Gather all lines from the material that contain "this".

+++ Listing +++

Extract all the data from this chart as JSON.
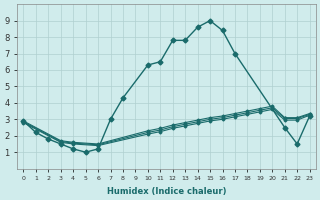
{
  "xlabel": "Humidex (Indice chaleur)",
  "background_color": "#d0ecec",
  "grid_color": "#b0d0d0",
  "line_color": "#1a6b6b",
  "xlim": [
    -0.5,
    23.5
  ],
  "ylim": [
    0,
    10
  ],
  "xticks": [
    0,
    1,
    2,
    3,
    4,
    5,
    6,
    7,
    8,
    9,
    10,
    11,
    12,
    13,
    14,
    15,
    16,
    17,
    18,
    19,
    20,
    21,
    22,
    23
  ],
  "yticks": [
    1,
    2,
    3,
    4,
    5,
    6,
    7,
    8,
    9
  ],
  "main_line": {
    "x": [
      0,
      1,
      2,
      3,
      4,
      5,
      6,
      7,
      8,
      10,
      11,
      12,
      13,
      14,
      15,
      16,
      17,
      21,
      22,
      23
    ],
    "y": [
      2.9,
      2.2,
      1.8,
      1.5,
      1.2,
      1.0,
      1.2,
      3.0,
      4.3,
      6.3,
      6.5,
      7.8,
      7.8,
      8.6,
      9.0,
      8.4,
      7.0,
      2.5,
      1.5,
      3.2
    ]
  },
  "flat_lines": [
    {
      "x": [
        0,
        3,
        4,
        6,
        10,
        11,
        12,
        13,
        14,
        15,
        16,
        17,
        18,
        19,
        20,
        21,
        22,
        23
      ],
      "y": [
        2.8,
        1.6,
        1.5,
        1.4,
        2.1,
        2.25,
        2.45,
        2.6,
        2.75,
        2.9,
        3.0,
        3.15,
        3.3,
        3.45,
        3.6,
        2.95,
        2.95,
        3.25
      ]
    },
    {
      "x": [
        0,
        3,
        4,
        6,
        10,
        11,
        12,
        13,
        14,
        15,
        16,
        17,
        18,
        19,
        20,
        21,
        22,
        23
      ],
      "y": [
        2.85,
        1.65,
        1.55,
        1.45,
        2.2,
        2.35,
        2.55,
        2.7,
        2.85,
        3.0,
        3.1,
        3.25,
        3.4,
        3.55,
        3.7,
        3.05,
        3.05,
        3.3
      ]
    },
    {
      "x": [
        0,
        3,
        4,
        6,
        10,
        11,
        12,
        13,
        14,
        15,
        16,
        17,
        18,
        19,
        20,
        21,
        22,
        23
      ],
      "y": [
        2.9,
        1.7,
        1.6,
        1.5,
        2.3,
        2.45,
        2.65,
        2.8,
        2.95,
        3.1,
        3.2,
        3.35,
        3.5,
        3.65,
        3.8,
        3.1,
        3.1,
        3.35
      ]
    }
  ]
}
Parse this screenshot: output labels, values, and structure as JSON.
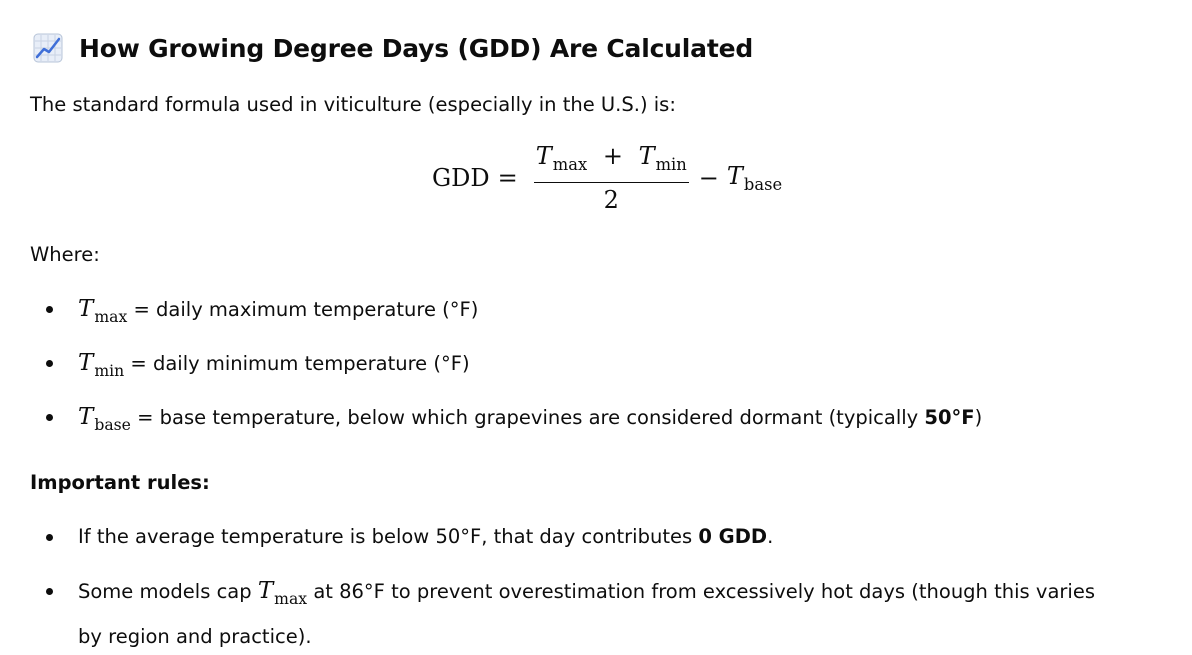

+++

_Written response_.
Extract all the data from this chart as JSON.
Parse this screenshot: output labels, values, and structure as JSON.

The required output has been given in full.